Lines of data

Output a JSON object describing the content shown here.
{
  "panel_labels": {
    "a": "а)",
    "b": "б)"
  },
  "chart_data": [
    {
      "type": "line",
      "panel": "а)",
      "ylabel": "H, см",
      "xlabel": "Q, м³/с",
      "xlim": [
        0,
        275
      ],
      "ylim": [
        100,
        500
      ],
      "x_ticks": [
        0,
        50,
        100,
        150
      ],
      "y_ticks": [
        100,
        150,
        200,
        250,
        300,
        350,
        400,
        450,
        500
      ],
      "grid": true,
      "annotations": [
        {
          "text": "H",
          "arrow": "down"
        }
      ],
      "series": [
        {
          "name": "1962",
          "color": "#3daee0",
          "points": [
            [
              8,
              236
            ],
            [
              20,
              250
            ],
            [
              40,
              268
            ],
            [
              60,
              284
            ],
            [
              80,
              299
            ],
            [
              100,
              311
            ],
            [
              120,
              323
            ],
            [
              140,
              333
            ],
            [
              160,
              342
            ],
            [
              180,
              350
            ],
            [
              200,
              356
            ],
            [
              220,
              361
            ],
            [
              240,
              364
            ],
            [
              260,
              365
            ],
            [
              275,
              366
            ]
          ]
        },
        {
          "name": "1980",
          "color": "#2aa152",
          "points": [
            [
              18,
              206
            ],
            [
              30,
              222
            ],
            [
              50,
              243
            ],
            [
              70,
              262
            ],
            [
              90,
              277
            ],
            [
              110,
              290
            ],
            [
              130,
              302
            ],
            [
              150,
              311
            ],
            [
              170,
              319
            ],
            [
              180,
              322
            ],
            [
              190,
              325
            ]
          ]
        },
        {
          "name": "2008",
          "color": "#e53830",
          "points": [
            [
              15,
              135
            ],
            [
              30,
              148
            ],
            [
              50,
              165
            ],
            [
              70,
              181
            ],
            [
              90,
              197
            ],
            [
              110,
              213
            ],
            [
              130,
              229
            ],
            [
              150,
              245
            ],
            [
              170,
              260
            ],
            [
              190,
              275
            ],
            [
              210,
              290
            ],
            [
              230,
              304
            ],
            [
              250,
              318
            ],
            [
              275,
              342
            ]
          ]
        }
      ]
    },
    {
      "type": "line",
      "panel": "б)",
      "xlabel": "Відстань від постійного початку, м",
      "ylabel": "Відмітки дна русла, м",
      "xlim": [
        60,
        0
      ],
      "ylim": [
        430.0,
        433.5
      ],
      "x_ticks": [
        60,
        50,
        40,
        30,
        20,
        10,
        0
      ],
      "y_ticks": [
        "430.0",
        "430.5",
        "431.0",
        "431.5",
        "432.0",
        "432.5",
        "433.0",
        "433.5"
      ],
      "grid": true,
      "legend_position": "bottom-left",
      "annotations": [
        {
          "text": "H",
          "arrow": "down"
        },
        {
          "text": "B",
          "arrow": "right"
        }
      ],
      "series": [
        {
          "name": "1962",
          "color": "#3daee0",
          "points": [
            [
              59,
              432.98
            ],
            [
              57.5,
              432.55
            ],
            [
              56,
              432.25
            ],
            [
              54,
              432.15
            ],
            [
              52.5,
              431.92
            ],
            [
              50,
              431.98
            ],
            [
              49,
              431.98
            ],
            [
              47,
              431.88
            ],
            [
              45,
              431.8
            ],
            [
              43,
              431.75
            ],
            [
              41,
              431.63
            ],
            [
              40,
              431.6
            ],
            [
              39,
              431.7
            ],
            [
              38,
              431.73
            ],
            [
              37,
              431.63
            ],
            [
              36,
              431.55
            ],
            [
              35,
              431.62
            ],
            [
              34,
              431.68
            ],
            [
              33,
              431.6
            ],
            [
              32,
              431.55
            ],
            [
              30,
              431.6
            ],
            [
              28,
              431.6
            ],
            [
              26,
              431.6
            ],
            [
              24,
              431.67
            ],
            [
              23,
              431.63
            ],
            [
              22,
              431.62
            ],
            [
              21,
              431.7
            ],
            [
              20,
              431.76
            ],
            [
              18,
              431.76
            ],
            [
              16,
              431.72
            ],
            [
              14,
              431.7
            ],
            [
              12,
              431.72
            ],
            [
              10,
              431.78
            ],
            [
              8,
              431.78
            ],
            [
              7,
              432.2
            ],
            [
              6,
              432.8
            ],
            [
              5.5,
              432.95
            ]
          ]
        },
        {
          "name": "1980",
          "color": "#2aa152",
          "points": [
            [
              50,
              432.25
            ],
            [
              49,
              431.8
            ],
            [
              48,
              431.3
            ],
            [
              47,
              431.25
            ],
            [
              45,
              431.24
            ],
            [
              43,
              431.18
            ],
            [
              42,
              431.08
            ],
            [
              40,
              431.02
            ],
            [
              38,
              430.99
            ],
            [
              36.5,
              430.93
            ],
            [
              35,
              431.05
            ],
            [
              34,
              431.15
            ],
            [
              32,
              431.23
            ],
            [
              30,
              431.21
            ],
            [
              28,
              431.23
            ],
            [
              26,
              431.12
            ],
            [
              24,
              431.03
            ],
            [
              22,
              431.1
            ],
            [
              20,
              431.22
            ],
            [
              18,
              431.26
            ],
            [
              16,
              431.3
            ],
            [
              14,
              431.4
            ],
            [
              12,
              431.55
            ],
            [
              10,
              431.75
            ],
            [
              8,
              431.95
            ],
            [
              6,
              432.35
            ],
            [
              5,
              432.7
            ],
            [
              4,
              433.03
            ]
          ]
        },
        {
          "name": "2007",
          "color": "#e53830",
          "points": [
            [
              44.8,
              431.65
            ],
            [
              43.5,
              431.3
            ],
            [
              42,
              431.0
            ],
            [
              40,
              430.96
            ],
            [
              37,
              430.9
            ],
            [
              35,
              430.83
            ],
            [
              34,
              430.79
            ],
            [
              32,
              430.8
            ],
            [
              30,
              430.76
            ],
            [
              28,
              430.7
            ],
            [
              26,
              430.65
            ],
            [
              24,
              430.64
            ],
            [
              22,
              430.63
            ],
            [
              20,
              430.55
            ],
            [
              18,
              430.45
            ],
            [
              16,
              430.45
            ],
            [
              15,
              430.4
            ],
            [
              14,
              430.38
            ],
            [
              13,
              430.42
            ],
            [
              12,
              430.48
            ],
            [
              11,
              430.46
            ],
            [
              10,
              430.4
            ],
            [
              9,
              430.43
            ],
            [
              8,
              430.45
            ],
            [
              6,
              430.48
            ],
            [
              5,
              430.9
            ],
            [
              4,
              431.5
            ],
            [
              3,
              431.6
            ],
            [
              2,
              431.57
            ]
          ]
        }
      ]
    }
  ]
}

▶ [Given request]: From the records above, extract each line exactly as shown.

▶ [Exercise output]:
Output a JSON object describing the content shown here.
{
  "panel_labels": {
    "a": "а)",
    "b": "б)"
  },
  "chart_data": [
    {
      "type": "line",
      "panel": "а)",
      "ylabel": "H, см",
      "xlabel": "Q, м³/с",
      "xlim": [
        0,
        275
      ],
      "ylim": [
        100,
        500
      ],
      "x_ticks": [
        0,
        50,
        100,
        150
      ],
      "y_ticks": [
        100,
        150,
        200,
        250,
        300,
        350,
        400,
        450,
        500
      ],
      "grid": true,
      "annotations": [
        {
          "text": "H",
          "arrow": "down"
        }
      ],
      "series": [
        {
          "name": "1962",
          "color": "#3daee0",
          "points": [
            [
              8,
              236
            ],
            [
              20,
              250
            ],
            [
              40,
              268
            ],
            [
              60,
              284
            ],
            [
              80,
              299
            ],
            [
              100,
              311
            ],
            [
              120,
              323
            ],
            [
              140,
              333
            ],
            [
              160,
              342
            ],
            [
              180,
              350
            ],
            [
              200,
              356
            ],
            [
              220,
              361
            ],
            [
              240,
              364
            ],
            [
              260,
              365
            ],
            [
              275,
              366
            ]
          ]
        },
        {
          "name": "1980",
          "color": "#2aa152",
          "points": [
            [
              18,
              206
            ],
            [
              30,
              222
            ],
            [
              50,
              243
            ],
            [
              70,
              262
            ],
            [
              90,
              277
            ],
            [
              110,
              290
            ],
            [
              130,
              302
            ],
            [
              150,
              311
            ],
            [
              170,
              319
            ],
            [
              180,
              322
            ],
            [
              190,
              325
            ]
          ]
        },
        {
          "name": "2008",
          "color": "#e53830",
          "points": [
            [
              15,
              135
            ],
            [
              30,
              148
            ],
            [
              50,
              165
            ],
            [
              70,
              181
            ],
            [
              90,
              197
            ],
            [
              110,
              213
            ],
            [
              130,
              229
            ],
            [
              150,
              245
            ],
            [
              170,
              260
            ],
            [
              190,
              275
            ],
            [
              210,
              290
            ],
            [
              230,
              304
            ],
            [
              250,
              318
            ],
            [
              275,
              342
            ]
          ]
        }
      ]
    },
    {
      "type": "line",
      "panel": "б)",
      "xlabel": "Відстань від постійного початку, м",
      "ylabel": "Відмітки дна русла, м",
      "xlim": [
        60,
        0
      ],
      "ylim": [
        430.0,
        433.5
      ],
      "x_ticks": [
        60,
        50,
        40,
        30,
        20,
        10,
        0
      ],
      "y_ticks": [
        "430.0",
        "430.5",
        "431.0",
        "431.5",
        "432.0",
        "432.5",
        "433.0",
        "433.5"
      ],
      "grid": true,
      "legend_position": "bottom-left",
      "annotations": [
        {
          "text": "H",
          "arrow": "down"
        },
        {
          "text": "B",
          "arrow": "right"
        }
      ],
      "series": [
        {
          "name": "1962",
          "color": "#3daee0",
          "points": [
            [
              59,
              432.98
            ],
            [
              57.5,
              432.55
            ],
            [
              56,
              432.25
            ],
            [
              54,
              432.15
            ],
            [
              52.5,
              431.92
            ],
            [
              50,
              431.98
            ],
            [
              49,
              431.98
            ],
            [
              47,
              431.88
            ],
            [
              45,
              431.8
            ],
            [
              43,
              431.75
            ],
            [
              41,
              431.63
            ],
            [
              40,
              431.6
            ],
            [
              39,
              431.7
            ],
            [
              38,
              431.73
            ],
            [
              37,
              431.63
            ],
            [
              36,
              431.55
            ],
            [
              35,
              431.62
            ],
            [
              34,
              431.68
            ],
            [
              33,
              431.6
            ],
            [
              32,
              431.55
            ],
            [
              30,
              431.6
            ],
            [
              28,
              431.6
            ],
            [
              26,
              431.6
            ],
            [
              24,
              431.67
            ],
            [
              23,
              431.63
            ],
            [
              22,
              431.62
            ],
            [
              21,
              431.7
            ],
            [
              20,
              431.76
            ],
            [
              18,
              431.76
            ],
            [
              16,
              431.72
            ],
            [
              14,
              431.7
            ],
            [
              12,
              431.72
            ],
            [
              10,
              431.78
            ],
            [
              8,
              431.78
            ],
            [
              7,
              432.2
            ],
            [
              6,
              432.8
            ],
            [
              5.5,
              432.95
            ]
          ]
        },
        {
          "name": "1980",
          "color": "#2aa152",
          "points": [
            [
              50,
              432.25
            ],
            [
              49,
              431.8
            ],
            [
              48,
              431.3
            ],
            [
              47,
              431.25
            ],
            [
              45,
              431.24
            ],
            [
              43,
              431.18
            ],
            [
              42,
              431.08
            ],
            [
              40,
              431.02
            ],
            [
              38,
              430.99
            ],
            [
              36.5,
              430.93
            ],
            [
              35,
              431.05
            ],
            [
              34,
              431.15
            ],
            [
              32,
              431.23
            ],
            [
              30,
              431.21
            ],
            [
              28,
              431.23
            ],
            [
              26,
              431.12
            ],
            [
              24,
              431.03
            ],
            [
              22,
              431.1
            ],
            [
              20,
              431.22
            ],
            [
              18,
              431.26
            ],
            [
              16,
              431.3
            ],
            [
              14,
              431.4
            ],
            [
              12,
              431.55
            ],
            [
              10,
              431.75
            ],
            [
              8,
              431.95
            ],
            [
              6,
              432.35
            ],
            [
              5,
              432.7
            ],
            [
              4,
              433.03
            ]
          ]
        },
        {
          "name": "2007",
          "color": "#e53830",
          "points": [
            [
              44.8,
              431.65
            ],
            [
              43.5,
              431.3
            ],
            [
              42,
              431.0
            ],
            [
              40,
              430.96
            ],
            [
              37,
              430.9
            ],
            [
              35,
              430.83
            ],
            [
              34,
              430.79
            ],
            [
              32,
              430.8
            ],
            [
              30,
              430.76
            ],
            [
              28,
              430.7
            ],
            [
              26,
              430.65
            ],
            [
              24,
              430.64
            ],
            [
              22,
              430.63
            ],
            [
              20,
              430.55
            ],
            [
              18,
              430.45
            ],
            [
              16,
              430.45
            ],
            [
              15,
              430.4
            ],
            [
              14,
              430.38
            ],
            [
              13,
              430.42
            ],
            [
              12,
              430.48
            ],
            [
              11,
              430.46
            ],
            [
              10,
              430.4
            ],
            [
              9,
              430.43
            ],
            [
              8,
              430.45
            ],
            [
              6,
              430.48
            ],
            [
              5,
              430.9
            ],
            [
              4,
              431.5
            ],
            [
              3,
              431.6
            ],
            [
              2,
              431.57
            ]
          ]
        }
      ]
    }
  ]
}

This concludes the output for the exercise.